# [TASK DESCRIPTION]
Identify each line below containing the string "ключевой" and copy it.

# [SUPPLIED ENTRIES]
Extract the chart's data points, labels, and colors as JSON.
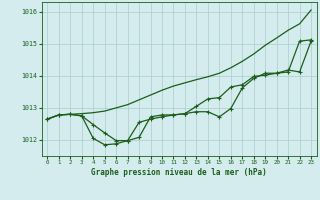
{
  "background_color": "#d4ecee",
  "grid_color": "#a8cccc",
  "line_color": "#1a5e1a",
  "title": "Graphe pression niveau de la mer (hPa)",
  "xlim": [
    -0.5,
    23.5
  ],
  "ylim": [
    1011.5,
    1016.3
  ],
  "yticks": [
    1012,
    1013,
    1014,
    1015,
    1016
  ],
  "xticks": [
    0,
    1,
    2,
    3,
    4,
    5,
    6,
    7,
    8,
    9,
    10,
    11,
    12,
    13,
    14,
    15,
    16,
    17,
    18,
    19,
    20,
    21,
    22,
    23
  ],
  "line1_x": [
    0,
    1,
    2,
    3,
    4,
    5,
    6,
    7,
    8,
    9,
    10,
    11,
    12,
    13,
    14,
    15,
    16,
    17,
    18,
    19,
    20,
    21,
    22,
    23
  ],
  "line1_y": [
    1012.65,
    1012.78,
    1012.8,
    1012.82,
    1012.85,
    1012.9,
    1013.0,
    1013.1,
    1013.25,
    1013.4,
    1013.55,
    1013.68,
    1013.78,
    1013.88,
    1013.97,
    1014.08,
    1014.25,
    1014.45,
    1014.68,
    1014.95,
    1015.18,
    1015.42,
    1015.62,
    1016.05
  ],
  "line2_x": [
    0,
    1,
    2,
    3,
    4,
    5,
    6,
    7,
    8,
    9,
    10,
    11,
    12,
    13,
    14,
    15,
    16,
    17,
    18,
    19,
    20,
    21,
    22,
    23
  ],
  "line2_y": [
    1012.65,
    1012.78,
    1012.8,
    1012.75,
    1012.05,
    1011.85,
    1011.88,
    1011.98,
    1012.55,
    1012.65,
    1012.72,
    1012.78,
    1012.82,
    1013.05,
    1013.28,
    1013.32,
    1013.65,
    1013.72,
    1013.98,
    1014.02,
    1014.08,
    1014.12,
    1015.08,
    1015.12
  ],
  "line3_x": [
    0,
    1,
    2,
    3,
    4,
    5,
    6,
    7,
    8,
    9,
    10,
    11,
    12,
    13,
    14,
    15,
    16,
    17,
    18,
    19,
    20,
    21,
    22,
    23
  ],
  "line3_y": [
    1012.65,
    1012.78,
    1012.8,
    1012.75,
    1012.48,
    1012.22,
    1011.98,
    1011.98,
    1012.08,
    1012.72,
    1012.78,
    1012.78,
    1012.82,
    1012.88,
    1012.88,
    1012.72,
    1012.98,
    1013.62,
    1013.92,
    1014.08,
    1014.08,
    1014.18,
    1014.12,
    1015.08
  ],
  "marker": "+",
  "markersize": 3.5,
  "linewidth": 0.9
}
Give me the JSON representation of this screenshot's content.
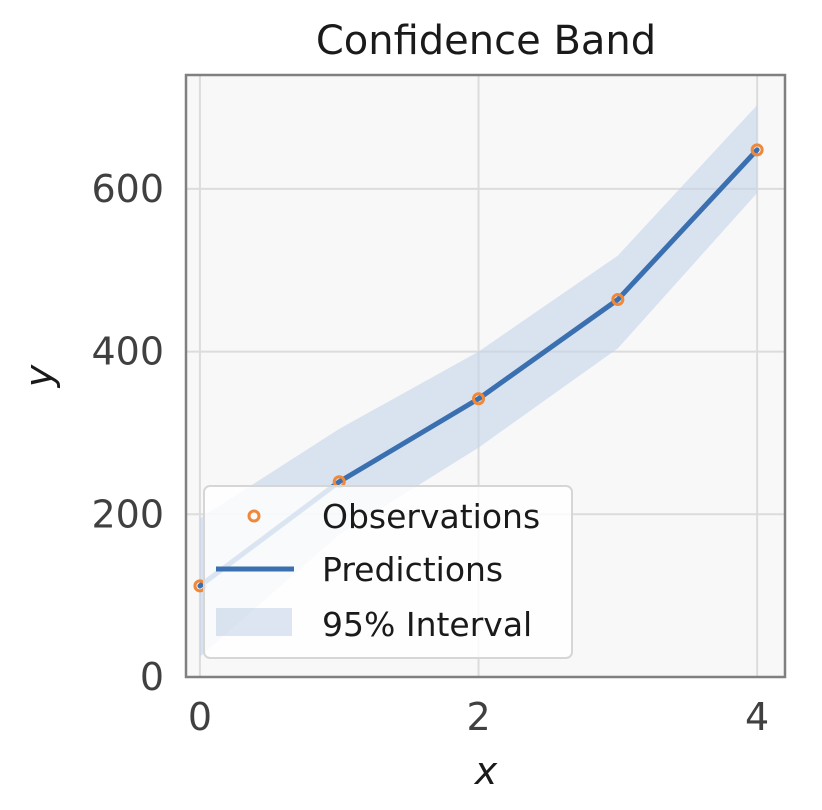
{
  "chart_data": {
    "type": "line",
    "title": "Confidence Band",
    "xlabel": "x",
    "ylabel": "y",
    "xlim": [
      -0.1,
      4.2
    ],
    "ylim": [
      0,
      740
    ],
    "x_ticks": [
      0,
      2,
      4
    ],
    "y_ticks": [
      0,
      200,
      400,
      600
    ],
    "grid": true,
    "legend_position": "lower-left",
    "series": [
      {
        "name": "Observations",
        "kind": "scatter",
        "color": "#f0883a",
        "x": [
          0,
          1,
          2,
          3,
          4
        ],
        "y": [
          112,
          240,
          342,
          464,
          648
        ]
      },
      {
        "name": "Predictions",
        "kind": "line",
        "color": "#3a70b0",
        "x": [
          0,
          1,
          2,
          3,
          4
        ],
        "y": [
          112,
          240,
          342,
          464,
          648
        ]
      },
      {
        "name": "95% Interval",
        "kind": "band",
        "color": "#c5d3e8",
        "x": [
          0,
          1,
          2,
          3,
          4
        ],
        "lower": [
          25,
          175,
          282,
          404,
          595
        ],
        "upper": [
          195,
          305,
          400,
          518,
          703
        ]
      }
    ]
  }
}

--

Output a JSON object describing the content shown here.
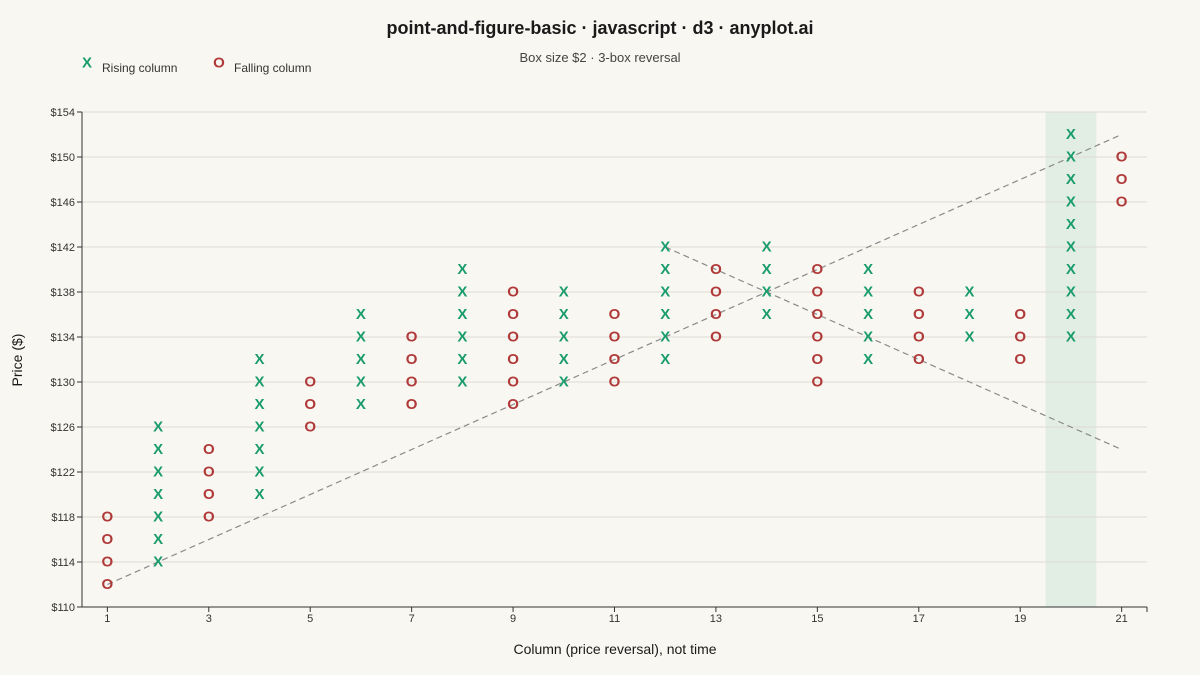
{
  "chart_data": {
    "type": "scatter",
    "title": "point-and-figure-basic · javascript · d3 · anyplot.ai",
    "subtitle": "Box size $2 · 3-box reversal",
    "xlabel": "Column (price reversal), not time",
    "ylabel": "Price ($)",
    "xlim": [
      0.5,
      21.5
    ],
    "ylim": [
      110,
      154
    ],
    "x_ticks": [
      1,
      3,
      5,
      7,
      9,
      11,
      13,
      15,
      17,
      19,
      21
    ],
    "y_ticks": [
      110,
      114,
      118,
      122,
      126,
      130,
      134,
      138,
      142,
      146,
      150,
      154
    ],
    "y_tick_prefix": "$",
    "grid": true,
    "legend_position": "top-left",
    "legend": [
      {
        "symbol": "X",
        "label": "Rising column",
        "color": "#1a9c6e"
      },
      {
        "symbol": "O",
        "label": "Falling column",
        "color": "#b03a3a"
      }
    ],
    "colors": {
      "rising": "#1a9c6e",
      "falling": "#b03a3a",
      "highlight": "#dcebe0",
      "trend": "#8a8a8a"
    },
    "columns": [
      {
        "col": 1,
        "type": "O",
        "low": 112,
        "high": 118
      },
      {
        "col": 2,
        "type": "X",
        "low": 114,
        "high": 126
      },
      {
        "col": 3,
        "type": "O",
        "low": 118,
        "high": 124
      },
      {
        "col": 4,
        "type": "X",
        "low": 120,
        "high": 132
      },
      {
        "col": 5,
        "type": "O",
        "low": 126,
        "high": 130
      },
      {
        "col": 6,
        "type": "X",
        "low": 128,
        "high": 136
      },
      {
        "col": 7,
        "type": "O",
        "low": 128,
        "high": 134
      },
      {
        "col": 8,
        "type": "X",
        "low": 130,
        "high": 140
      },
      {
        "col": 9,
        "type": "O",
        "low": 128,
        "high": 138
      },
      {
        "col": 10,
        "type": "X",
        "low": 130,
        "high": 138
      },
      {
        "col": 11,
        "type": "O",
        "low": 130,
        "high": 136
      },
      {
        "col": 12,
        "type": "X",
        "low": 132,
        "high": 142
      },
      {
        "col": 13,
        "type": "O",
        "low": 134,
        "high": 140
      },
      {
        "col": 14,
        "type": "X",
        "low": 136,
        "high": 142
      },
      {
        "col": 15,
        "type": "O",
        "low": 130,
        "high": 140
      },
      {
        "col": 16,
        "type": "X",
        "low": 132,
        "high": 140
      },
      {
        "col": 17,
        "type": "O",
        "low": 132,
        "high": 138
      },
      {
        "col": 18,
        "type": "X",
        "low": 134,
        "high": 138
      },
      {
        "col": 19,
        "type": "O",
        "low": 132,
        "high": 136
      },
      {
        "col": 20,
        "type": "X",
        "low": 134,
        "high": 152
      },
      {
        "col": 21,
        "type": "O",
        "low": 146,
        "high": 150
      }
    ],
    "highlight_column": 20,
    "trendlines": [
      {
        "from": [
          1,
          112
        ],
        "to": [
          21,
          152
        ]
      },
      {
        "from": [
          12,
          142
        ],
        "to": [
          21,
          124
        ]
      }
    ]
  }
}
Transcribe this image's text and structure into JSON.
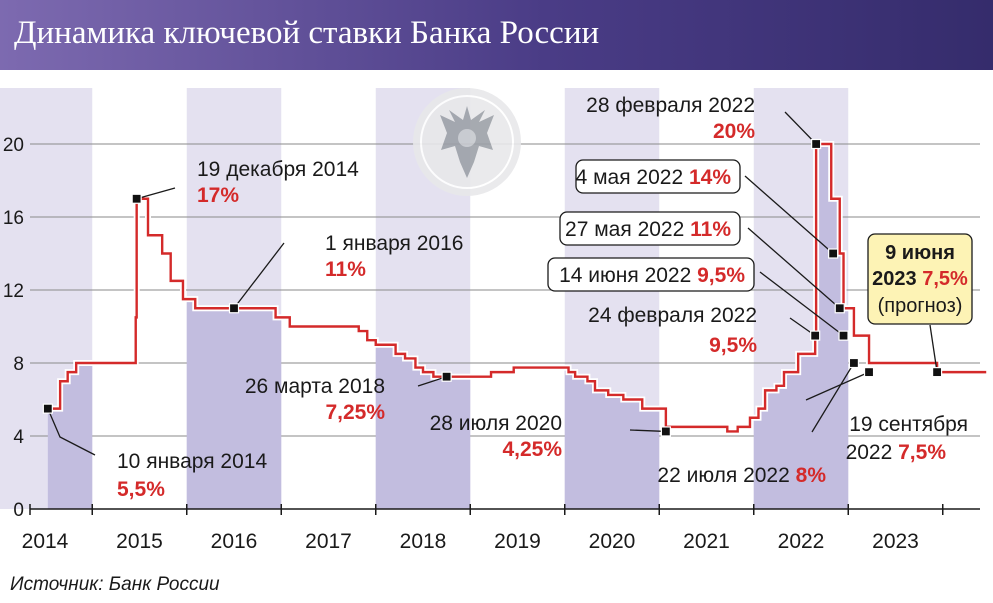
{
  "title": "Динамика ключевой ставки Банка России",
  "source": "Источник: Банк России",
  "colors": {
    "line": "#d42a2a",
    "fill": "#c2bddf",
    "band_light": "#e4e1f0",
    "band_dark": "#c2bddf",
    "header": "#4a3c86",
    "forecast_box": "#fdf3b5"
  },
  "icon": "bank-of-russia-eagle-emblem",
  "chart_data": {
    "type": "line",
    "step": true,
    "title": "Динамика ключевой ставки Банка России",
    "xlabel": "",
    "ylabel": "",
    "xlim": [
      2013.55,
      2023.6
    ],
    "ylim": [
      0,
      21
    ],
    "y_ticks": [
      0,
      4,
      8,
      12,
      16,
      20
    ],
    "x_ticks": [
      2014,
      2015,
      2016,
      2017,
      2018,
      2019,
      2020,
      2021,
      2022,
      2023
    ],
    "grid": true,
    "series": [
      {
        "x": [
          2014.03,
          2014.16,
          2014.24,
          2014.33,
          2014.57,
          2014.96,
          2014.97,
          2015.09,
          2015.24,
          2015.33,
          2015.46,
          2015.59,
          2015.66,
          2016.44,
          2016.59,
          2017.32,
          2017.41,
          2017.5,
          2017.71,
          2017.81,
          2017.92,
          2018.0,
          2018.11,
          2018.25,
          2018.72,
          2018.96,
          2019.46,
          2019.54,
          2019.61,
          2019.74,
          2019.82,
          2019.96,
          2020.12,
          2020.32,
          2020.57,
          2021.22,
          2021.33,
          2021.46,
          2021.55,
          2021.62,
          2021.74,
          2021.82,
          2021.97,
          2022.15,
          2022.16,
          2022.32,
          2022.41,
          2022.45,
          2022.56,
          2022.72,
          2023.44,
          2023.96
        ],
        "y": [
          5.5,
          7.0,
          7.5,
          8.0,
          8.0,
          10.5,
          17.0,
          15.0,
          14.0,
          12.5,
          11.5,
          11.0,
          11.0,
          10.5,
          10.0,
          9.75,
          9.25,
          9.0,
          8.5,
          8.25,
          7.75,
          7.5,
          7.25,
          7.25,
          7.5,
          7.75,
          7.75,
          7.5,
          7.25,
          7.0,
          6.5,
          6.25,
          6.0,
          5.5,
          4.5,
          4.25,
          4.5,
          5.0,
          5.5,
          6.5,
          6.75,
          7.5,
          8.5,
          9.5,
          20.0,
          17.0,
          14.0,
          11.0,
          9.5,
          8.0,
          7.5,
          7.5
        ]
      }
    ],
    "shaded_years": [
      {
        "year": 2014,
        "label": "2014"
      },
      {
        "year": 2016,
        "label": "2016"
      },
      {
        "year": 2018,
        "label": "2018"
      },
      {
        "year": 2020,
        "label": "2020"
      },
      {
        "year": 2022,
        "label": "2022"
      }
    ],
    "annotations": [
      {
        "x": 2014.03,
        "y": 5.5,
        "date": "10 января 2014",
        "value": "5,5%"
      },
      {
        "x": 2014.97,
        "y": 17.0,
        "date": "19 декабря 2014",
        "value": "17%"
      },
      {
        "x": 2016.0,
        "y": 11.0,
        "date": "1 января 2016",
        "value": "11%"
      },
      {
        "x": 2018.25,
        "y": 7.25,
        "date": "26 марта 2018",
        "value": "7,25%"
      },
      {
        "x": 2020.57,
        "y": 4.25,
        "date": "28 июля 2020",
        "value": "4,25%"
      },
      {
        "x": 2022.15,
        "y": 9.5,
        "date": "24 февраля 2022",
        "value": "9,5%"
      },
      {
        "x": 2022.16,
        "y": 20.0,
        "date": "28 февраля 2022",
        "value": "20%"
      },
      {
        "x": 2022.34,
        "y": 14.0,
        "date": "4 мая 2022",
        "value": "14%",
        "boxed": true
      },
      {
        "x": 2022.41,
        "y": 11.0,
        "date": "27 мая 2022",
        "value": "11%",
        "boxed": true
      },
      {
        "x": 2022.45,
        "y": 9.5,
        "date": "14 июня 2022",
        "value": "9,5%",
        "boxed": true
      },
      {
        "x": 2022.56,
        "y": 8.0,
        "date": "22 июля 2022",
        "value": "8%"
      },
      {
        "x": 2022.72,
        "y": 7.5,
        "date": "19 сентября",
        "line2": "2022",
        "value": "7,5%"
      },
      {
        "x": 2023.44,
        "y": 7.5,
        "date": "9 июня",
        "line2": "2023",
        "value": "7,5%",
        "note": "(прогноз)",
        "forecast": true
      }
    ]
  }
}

# [COMPLETE ANSWER]
  "title": "Динамика ключевой ставки Банка России",
    "title": "Динамика ключевой ставки Банка России",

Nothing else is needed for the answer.